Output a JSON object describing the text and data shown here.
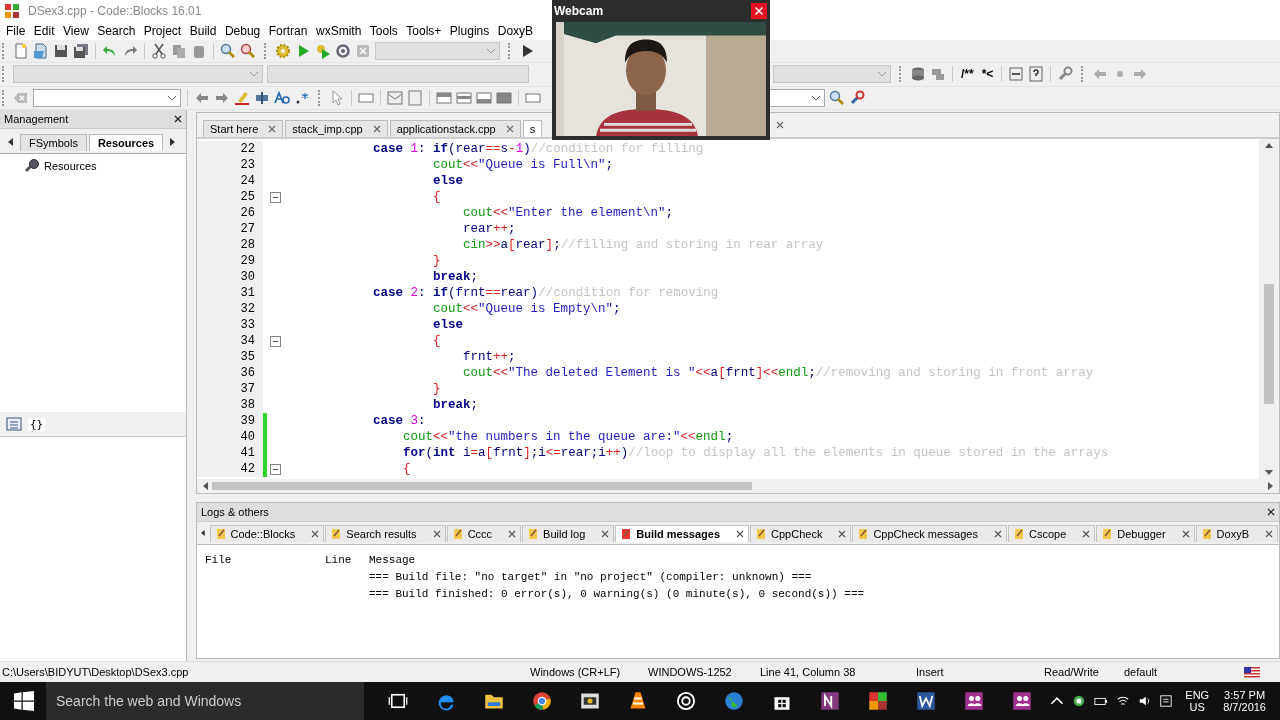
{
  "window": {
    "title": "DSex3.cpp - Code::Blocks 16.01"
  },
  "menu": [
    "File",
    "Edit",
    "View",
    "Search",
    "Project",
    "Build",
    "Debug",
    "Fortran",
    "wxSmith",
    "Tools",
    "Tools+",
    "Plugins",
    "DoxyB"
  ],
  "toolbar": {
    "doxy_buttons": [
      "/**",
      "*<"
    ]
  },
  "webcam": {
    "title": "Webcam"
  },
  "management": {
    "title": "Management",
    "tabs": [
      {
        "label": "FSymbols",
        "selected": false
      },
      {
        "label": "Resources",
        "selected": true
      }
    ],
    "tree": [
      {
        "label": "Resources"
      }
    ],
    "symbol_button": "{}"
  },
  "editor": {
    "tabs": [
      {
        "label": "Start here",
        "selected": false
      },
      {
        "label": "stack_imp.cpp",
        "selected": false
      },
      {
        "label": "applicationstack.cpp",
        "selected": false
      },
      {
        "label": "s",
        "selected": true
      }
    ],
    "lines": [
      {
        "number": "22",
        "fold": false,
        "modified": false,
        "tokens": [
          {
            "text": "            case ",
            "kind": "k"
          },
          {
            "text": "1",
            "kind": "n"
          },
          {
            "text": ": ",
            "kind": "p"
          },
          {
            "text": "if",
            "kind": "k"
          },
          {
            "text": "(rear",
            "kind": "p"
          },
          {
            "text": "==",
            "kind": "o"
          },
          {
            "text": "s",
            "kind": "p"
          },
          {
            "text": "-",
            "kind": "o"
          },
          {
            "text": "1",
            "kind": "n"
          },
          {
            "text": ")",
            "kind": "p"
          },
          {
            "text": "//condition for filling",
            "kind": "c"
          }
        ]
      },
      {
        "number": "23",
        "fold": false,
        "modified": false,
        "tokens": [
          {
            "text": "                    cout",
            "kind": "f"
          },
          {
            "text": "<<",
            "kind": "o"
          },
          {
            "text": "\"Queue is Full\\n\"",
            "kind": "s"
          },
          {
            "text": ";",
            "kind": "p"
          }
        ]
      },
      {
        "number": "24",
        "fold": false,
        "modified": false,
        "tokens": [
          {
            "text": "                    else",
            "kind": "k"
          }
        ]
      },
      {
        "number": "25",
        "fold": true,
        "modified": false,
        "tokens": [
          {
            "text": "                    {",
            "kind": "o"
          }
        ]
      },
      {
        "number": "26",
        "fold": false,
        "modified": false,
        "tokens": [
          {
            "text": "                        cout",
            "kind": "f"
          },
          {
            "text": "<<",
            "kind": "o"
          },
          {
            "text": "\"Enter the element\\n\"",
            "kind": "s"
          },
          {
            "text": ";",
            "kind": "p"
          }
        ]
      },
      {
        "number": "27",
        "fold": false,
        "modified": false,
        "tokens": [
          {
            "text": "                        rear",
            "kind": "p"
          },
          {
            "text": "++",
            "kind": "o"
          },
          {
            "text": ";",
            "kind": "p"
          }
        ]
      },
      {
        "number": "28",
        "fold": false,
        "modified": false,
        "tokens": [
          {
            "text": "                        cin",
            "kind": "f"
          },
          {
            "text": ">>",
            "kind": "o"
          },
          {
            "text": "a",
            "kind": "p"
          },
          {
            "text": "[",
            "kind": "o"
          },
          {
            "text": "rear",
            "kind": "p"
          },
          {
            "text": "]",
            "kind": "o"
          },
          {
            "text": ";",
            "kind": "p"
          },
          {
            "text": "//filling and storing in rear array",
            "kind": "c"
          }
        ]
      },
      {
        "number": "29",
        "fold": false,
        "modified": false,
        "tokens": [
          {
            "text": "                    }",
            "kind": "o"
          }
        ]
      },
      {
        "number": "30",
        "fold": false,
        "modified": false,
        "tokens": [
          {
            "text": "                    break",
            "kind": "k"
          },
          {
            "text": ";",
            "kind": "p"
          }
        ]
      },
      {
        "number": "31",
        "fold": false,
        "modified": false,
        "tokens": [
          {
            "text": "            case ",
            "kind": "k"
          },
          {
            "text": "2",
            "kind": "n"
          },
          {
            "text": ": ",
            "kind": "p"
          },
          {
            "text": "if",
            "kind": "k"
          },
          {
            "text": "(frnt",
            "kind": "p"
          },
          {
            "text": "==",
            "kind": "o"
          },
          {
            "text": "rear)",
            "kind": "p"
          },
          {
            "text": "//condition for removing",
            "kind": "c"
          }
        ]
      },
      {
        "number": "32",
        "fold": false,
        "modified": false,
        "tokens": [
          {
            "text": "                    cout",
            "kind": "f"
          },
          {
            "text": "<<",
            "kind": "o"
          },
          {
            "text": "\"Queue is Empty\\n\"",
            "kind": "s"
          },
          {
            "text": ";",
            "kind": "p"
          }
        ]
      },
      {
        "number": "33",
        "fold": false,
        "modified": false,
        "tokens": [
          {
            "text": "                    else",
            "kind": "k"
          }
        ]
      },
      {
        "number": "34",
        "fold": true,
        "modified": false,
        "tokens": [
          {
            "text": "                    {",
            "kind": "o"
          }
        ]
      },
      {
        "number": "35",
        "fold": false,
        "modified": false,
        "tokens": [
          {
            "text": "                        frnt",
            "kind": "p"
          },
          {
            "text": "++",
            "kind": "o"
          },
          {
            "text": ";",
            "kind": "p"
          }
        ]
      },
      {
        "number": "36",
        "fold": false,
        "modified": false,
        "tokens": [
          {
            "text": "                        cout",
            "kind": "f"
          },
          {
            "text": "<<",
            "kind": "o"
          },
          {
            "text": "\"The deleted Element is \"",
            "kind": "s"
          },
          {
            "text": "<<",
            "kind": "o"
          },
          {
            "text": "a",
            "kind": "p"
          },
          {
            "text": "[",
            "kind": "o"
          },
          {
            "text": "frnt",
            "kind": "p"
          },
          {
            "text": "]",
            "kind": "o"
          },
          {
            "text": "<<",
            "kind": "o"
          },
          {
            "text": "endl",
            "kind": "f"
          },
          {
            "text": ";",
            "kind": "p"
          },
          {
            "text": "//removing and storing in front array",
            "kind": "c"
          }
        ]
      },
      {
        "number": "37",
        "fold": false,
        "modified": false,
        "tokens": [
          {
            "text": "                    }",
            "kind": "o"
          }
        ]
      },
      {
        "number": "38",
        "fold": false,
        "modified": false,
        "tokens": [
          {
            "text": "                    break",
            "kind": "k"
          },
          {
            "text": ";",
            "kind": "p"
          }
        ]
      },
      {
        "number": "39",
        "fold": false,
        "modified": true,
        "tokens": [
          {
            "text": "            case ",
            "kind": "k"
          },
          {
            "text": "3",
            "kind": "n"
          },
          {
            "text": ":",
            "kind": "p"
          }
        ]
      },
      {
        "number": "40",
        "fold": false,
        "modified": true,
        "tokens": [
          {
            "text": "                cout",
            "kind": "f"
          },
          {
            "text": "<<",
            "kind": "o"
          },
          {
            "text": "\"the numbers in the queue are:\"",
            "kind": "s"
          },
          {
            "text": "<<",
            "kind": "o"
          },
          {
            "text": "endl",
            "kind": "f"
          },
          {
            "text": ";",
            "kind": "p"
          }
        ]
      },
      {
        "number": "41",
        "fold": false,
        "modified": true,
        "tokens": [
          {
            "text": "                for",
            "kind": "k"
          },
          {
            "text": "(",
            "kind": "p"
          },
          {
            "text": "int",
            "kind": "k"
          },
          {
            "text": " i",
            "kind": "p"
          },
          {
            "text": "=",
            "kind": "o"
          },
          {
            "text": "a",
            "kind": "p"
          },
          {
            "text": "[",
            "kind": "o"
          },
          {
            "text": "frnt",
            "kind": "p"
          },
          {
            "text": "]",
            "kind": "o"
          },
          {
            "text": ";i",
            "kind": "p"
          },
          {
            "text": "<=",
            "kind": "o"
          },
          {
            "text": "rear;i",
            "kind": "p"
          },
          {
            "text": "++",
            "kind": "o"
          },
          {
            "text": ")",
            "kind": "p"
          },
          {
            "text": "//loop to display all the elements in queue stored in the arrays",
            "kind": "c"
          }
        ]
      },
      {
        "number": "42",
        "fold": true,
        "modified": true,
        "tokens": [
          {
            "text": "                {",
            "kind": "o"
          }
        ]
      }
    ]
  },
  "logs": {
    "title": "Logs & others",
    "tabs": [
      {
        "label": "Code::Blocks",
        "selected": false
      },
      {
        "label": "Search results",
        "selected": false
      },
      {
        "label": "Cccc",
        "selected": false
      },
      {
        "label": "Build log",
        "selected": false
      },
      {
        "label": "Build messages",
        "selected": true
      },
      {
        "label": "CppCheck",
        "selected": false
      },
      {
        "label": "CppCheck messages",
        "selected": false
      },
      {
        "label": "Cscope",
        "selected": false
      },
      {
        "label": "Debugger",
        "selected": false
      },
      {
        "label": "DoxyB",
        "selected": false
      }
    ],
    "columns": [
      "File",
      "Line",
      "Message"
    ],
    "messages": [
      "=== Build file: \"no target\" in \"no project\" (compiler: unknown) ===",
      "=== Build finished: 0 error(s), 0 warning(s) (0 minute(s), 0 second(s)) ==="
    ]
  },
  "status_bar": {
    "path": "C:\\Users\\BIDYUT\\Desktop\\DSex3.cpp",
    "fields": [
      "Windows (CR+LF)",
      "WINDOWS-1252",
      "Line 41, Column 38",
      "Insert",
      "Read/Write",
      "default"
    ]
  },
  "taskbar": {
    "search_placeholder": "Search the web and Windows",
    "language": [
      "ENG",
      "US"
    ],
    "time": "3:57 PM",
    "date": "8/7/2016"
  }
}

--

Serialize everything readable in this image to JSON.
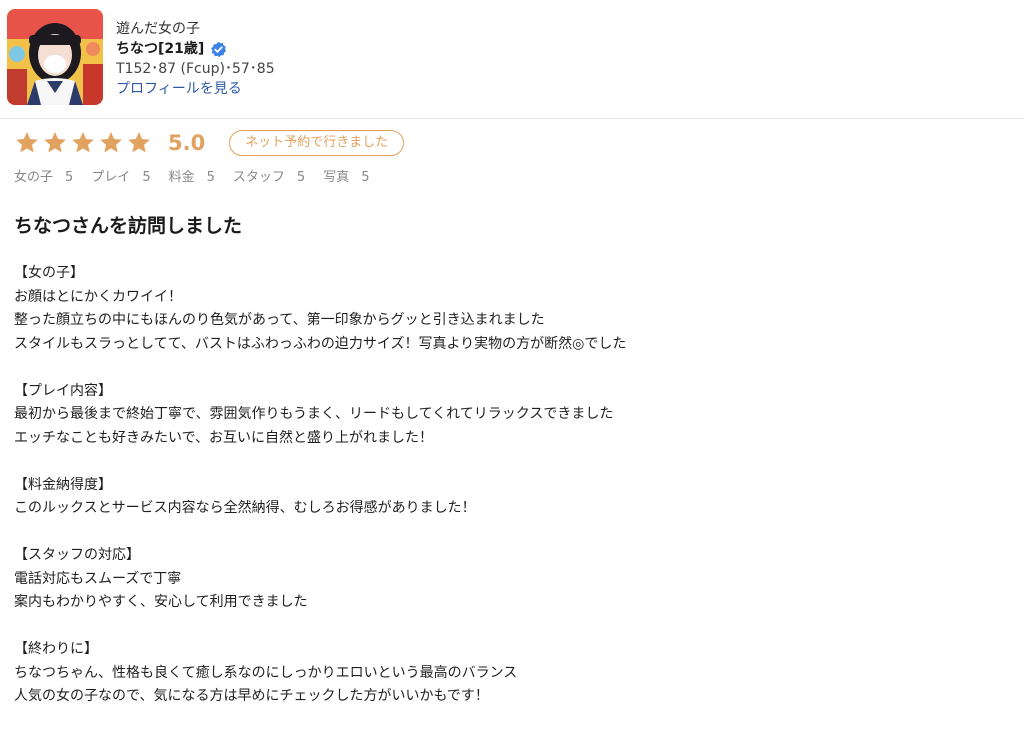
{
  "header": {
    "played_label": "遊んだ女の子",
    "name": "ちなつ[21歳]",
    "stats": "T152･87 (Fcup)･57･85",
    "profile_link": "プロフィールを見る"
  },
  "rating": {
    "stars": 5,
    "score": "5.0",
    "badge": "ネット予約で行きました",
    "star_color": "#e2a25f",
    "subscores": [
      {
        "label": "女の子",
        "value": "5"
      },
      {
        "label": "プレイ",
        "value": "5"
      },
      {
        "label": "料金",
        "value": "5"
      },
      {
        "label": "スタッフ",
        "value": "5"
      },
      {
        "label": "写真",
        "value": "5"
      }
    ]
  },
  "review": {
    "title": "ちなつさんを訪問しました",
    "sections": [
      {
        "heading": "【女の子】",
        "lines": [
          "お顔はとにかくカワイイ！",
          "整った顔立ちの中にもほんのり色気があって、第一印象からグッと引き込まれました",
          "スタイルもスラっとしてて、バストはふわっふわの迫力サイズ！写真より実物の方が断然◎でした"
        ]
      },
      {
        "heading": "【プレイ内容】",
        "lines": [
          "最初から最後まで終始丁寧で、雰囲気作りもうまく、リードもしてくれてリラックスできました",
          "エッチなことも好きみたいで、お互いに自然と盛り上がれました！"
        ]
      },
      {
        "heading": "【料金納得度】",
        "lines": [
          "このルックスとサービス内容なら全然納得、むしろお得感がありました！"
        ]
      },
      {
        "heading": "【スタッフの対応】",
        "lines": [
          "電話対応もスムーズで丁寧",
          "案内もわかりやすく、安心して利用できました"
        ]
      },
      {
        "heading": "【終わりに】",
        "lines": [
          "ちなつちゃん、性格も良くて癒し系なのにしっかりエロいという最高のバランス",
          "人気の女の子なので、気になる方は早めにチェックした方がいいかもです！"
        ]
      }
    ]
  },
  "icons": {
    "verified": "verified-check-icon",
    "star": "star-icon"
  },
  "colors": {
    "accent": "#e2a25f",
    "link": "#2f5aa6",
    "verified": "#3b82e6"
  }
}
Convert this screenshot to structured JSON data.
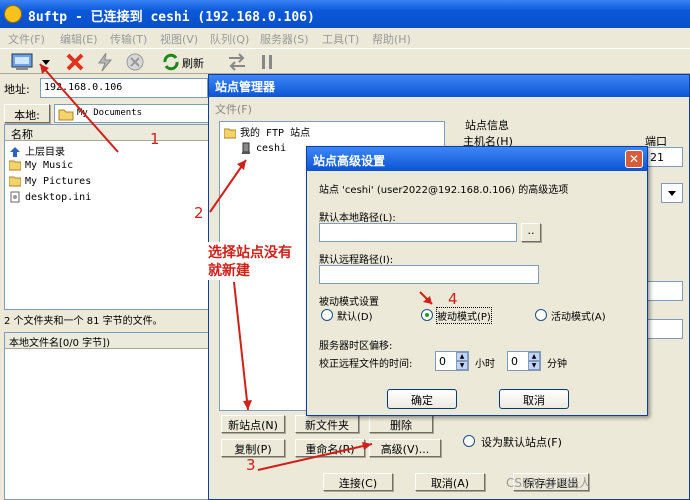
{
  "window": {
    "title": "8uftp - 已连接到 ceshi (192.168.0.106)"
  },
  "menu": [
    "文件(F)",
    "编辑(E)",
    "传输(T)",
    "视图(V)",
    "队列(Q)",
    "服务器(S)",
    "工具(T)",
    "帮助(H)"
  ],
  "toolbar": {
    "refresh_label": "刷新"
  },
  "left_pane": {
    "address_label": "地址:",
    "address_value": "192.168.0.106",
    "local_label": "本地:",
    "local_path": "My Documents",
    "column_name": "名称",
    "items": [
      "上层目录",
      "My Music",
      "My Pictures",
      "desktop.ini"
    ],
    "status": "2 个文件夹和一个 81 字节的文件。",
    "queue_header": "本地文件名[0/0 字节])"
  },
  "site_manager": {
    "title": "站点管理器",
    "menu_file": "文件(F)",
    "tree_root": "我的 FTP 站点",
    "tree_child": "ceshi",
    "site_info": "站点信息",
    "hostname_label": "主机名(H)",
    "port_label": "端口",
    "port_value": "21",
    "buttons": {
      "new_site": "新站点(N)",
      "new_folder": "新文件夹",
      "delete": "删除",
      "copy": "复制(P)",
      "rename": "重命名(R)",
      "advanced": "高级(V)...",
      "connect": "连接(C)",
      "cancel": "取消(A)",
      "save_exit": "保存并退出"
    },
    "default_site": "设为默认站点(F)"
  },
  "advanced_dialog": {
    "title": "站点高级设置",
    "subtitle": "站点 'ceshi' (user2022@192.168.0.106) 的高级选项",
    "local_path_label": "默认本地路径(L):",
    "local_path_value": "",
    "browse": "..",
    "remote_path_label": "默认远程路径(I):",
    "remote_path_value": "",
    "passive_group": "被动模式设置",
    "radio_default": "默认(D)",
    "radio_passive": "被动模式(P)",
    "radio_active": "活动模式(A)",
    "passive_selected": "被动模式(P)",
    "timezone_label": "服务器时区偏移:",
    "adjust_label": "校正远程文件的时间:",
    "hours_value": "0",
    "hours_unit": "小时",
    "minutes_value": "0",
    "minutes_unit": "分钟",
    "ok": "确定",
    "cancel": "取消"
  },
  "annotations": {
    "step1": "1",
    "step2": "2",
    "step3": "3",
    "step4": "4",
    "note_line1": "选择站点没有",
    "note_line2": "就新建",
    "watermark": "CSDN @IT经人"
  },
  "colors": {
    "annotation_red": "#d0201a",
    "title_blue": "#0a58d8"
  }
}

--- TASK DIRECTIONS ---
Among the lines above, count those containing the word "filling" and give nothing but the result.

--- TASK OUTPUT ---
2